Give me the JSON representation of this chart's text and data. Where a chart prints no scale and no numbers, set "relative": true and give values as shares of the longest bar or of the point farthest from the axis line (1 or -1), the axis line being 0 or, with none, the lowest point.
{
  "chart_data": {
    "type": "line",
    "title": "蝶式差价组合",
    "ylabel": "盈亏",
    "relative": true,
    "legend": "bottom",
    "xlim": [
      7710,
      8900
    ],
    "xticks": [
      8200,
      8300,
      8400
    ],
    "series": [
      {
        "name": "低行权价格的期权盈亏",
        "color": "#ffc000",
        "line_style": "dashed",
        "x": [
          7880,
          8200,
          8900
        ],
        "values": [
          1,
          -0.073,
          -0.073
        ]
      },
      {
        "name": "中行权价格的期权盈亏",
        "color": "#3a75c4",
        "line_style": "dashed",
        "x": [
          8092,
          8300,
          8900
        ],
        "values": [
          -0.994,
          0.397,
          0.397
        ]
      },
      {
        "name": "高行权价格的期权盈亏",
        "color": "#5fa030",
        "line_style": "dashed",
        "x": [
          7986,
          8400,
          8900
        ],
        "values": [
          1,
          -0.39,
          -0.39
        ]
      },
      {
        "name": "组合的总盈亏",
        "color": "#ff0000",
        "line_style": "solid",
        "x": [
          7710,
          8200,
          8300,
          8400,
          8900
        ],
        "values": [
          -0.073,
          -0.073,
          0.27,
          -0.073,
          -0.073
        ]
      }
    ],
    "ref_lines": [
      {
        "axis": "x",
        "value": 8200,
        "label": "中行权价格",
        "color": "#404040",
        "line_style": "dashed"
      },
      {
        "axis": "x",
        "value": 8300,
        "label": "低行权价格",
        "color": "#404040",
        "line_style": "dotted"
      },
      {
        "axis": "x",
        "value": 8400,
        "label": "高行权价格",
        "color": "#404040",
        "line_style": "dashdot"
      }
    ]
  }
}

^^^^

» DIRECTIONS FOR THIS TASK
Quote all the records exactly, please, leaving none out.

» OUTPUT OF THE TASK
Give me the JSON representation of this chart's text and data. Where a chart prints no scale and no numbers, set "relative": true and give values as shares of the longest bar or of the point farthest from the axis line (1 or -1), the axis line being 0 or, with none, the lowest point.
{
  "chart_data": {
    "type": "line",
    "title": "蝶式差价组合",
    "ylabel": "盈亏",
    "relative": true,
    "legend": "bottom",
    "xlim": [
      7710,
      8900
    ],
    "xticks": [
      8200,
      8300,
      8400
    ],
    "series": [
      {
        "name": "低行权价格的期权盈亏",
        "color": "#ffc000",
        "line_style": "dashed",
        "x": [
          7880,
          8200,
          8900
        ],
        "values": [
          1,
          -0.073,
          -0.073
        ]
      },
      {
        "name": "中行权价格的期权盈亏",
        "color": "#3a75c4",
        "line_style": "dashed",
        "x": [
          8092,
          8300,
          8900
        ],
        "values": [
          -0.994,
          0.397,
          0.397
        ]
      },
      {
        "name": "高行权价格的期权盈亏",
        "color": "#5fa030",
        "line_style": "dashed",
        "x": [
          7986,
          8400,
          8900
        ],
        "values": [
          1,
          -0.39,
          -0.39
        ]
      },
      {
        "name": "组合的总盈亏",
        "color": "#ff0000",
        "line_style": "solid",
        "x": [
          7710,
          8200,
          8300,
          8400,
          8900
        ],
        "values": [
          -0.073,
          -0.073,
          0.27,
          -0.073,
          -0.073
        ]
      }
    ],
    "ref_lines": [
      {
        "axis": "x",
        "value": 8200,
        "label": "中行权价格",
        "color": "#404040",
        "line_style": "dashed"
      },
      {
        "axis": "x",
        "value": 8300,
        "label": "低行权价格",
        "color": "#404040",
        "line_style": "dotted"
      },
      {
        "axis": "x",
        "value": 8400,
        "label": "高行权价格",
        "color": "#404040",
        "line_style": "dashdot"
      }
    ]
  }
}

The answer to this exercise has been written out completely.